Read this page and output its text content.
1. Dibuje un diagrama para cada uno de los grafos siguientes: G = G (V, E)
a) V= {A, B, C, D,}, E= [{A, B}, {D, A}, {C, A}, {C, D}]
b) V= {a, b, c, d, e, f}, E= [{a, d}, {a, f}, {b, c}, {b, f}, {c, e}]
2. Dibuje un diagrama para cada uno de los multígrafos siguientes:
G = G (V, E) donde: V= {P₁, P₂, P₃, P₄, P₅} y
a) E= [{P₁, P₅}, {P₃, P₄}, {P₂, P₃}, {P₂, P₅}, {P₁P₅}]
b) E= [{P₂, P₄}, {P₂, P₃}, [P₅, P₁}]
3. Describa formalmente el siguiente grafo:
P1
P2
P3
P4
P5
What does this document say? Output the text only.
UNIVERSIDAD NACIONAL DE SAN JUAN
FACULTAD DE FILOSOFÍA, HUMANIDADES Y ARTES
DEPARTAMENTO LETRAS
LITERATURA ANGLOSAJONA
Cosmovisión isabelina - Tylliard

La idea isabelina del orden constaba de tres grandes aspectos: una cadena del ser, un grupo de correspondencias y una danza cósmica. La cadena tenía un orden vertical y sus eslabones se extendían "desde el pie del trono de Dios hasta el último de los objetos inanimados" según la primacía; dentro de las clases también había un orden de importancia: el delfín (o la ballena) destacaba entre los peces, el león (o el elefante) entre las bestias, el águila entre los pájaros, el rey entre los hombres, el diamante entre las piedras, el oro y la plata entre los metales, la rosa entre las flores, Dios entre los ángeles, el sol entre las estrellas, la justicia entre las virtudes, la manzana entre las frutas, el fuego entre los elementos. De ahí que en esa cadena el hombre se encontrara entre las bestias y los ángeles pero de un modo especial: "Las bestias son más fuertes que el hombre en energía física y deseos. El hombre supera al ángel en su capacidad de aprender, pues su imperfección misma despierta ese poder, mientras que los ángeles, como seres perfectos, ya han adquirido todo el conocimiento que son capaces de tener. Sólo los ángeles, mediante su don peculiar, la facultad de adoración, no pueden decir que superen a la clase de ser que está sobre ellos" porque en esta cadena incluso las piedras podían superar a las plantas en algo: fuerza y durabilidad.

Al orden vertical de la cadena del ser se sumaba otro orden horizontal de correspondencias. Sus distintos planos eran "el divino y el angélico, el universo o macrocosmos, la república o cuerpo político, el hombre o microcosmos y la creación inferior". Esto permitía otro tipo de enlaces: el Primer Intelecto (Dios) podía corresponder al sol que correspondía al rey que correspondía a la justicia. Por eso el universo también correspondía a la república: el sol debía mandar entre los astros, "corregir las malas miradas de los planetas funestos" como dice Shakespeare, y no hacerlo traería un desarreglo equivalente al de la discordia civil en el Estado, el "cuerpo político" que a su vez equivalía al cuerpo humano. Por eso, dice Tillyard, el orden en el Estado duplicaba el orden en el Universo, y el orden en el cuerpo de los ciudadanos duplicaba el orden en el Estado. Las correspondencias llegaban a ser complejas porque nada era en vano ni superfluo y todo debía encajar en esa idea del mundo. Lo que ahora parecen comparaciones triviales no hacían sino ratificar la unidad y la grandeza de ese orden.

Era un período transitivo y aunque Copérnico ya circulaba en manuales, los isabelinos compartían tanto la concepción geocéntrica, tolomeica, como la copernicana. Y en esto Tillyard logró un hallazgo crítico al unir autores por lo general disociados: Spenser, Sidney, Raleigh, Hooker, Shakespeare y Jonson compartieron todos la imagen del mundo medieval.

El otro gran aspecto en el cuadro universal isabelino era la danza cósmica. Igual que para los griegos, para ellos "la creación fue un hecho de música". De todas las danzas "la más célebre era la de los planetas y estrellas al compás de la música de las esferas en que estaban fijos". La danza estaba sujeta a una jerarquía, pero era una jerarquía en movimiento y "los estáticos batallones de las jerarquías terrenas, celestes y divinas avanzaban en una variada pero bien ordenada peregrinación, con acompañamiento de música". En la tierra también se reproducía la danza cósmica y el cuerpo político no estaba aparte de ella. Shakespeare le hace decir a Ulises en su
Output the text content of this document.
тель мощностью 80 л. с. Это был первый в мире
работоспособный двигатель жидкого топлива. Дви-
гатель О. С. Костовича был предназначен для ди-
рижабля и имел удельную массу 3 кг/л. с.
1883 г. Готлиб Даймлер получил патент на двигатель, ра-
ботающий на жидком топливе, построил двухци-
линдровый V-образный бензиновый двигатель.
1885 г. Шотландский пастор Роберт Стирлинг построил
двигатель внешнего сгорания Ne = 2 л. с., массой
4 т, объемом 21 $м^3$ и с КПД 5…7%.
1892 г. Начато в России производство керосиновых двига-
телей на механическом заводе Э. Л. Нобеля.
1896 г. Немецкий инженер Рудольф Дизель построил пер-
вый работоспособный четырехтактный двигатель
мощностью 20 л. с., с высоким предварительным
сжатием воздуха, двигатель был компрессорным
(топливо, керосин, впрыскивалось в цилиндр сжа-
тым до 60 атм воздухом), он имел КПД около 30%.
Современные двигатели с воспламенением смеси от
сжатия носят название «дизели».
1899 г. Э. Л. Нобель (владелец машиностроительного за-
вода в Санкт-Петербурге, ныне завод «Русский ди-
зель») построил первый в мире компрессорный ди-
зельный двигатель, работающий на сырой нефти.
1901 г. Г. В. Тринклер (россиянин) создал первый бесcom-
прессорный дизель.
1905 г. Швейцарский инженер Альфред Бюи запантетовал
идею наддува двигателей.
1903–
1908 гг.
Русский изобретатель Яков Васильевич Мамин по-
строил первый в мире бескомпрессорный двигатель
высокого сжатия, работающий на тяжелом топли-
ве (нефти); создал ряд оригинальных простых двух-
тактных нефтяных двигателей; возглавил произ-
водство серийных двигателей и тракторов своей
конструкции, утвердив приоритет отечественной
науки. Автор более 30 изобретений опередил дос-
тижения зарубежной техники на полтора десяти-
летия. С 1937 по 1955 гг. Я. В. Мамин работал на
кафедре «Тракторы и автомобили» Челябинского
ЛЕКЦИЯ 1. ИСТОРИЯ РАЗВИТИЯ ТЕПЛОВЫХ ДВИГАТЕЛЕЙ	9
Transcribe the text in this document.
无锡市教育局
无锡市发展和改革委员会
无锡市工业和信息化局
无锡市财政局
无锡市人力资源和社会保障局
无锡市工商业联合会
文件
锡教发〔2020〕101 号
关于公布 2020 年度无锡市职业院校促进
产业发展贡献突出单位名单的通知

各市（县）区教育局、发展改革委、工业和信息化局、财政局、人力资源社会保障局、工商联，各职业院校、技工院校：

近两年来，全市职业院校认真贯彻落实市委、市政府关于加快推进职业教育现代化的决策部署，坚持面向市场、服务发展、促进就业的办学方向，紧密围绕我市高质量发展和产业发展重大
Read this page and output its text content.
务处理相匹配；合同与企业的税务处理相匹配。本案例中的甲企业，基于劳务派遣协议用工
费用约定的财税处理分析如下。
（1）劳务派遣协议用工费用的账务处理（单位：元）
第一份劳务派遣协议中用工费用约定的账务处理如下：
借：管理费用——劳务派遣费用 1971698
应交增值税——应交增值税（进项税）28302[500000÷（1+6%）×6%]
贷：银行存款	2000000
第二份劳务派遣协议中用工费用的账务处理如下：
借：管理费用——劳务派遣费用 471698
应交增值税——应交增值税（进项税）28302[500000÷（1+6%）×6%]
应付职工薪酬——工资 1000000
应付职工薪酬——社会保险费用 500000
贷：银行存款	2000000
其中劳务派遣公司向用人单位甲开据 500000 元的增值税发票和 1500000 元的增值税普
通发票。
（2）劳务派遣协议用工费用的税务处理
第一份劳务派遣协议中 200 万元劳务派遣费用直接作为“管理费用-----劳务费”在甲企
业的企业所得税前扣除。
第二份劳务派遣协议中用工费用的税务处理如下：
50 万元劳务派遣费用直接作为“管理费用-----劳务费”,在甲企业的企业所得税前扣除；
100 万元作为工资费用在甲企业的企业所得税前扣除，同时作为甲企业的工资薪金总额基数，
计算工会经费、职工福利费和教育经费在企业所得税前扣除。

SHORT EXERCISE: Go through the lines above. Select every one that has the string "万元劳务派遣费用直接作为".

FINAL ANSWER:
第一份劳务派遣协议中 200 万元劳务派遣费用直接作为“管理费用-----劳务费”在甲企
50 万元劳务派遣费用直接作为“管理费用-----劳务费”,在甲企业的企业所得税前扣除；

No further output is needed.